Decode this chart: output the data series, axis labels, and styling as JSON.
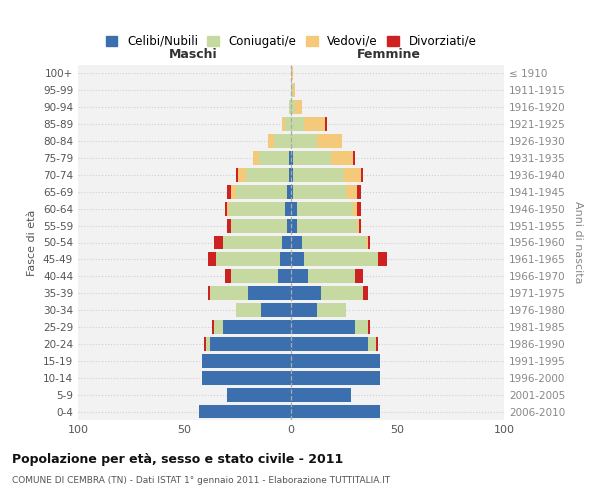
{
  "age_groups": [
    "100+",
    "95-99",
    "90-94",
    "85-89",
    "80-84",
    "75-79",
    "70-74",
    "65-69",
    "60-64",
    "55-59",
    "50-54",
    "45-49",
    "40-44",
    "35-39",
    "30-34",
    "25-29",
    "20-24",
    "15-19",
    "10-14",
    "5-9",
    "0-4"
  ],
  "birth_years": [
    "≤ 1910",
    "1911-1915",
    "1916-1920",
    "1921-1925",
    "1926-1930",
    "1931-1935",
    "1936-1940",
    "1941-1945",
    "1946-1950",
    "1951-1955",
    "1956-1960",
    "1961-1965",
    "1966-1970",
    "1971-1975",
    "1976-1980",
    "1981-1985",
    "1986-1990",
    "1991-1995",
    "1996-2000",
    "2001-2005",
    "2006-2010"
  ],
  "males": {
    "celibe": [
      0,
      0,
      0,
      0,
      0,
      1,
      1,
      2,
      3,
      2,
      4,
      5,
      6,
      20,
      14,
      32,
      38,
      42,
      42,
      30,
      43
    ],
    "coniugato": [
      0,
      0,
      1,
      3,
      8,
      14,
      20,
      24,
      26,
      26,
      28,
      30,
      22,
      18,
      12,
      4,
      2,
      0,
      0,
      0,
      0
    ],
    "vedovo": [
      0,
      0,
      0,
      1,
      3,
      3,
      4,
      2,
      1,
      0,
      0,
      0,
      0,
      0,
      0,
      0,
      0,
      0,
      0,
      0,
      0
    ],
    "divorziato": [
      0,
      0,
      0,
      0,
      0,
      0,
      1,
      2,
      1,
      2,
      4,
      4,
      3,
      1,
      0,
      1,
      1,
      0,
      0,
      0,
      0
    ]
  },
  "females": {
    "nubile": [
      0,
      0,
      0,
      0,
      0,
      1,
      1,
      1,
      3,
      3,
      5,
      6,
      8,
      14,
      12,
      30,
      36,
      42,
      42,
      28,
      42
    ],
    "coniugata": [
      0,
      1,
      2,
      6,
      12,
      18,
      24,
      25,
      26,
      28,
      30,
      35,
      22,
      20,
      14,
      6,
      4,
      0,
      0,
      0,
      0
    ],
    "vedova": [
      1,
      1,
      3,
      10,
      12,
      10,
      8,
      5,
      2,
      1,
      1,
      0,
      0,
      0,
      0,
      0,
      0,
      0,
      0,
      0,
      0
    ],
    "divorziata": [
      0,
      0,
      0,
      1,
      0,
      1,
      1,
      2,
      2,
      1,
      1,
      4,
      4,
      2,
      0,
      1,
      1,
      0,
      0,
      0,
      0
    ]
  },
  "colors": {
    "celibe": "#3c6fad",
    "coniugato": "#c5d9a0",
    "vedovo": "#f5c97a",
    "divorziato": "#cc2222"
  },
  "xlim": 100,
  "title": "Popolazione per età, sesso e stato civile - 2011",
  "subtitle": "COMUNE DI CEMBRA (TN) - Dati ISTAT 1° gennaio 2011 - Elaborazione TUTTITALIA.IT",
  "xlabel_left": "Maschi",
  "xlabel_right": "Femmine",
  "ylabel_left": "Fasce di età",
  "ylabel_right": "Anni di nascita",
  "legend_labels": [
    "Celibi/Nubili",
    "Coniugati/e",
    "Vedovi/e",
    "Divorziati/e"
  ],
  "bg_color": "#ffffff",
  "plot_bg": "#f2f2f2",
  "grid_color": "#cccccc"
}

━━━━━━━━━━━━━━━━━━━━━━━━━━━━━━

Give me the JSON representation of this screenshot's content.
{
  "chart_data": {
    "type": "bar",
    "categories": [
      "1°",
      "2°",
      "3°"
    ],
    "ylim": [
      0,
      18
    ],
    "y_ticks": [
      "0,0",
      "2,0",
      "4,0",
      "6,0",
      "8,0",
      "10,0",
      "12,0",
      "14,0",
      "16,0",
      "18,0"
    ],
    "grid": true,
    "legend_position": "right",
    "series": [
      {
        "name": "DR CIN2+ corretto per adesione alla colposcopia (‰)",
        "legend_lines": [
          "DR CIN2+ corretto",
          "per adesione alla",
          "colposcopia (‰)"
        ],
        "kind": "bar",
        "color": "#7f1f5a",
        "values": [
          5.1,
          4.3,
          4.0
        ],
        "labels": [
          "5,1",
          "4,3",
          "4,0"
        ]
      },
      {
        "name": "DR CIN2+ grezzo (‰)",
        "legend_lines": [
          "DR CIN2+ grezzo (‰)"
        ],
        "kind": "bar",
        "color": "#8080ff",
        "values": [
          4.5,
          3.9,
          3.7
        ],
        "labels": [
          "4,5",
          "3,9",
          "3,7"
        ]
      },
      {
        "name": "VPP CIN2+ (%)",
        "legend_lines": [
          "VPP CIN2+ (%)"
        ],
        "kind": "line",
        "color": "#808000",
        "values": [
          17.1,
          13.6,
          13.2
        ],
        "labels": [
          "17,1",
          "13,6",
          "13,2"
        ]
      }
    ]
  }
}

━━━━━━━━━━━━━━━━━━━━━━━━━━━━━━

TASK DETAILS: Copy whichever lines in the listing above contain the word "this".

REPLY:
Decode this chart: output the data series, axis labels, and styling as JSON.
Give me the JSON representation of this screenshot's content.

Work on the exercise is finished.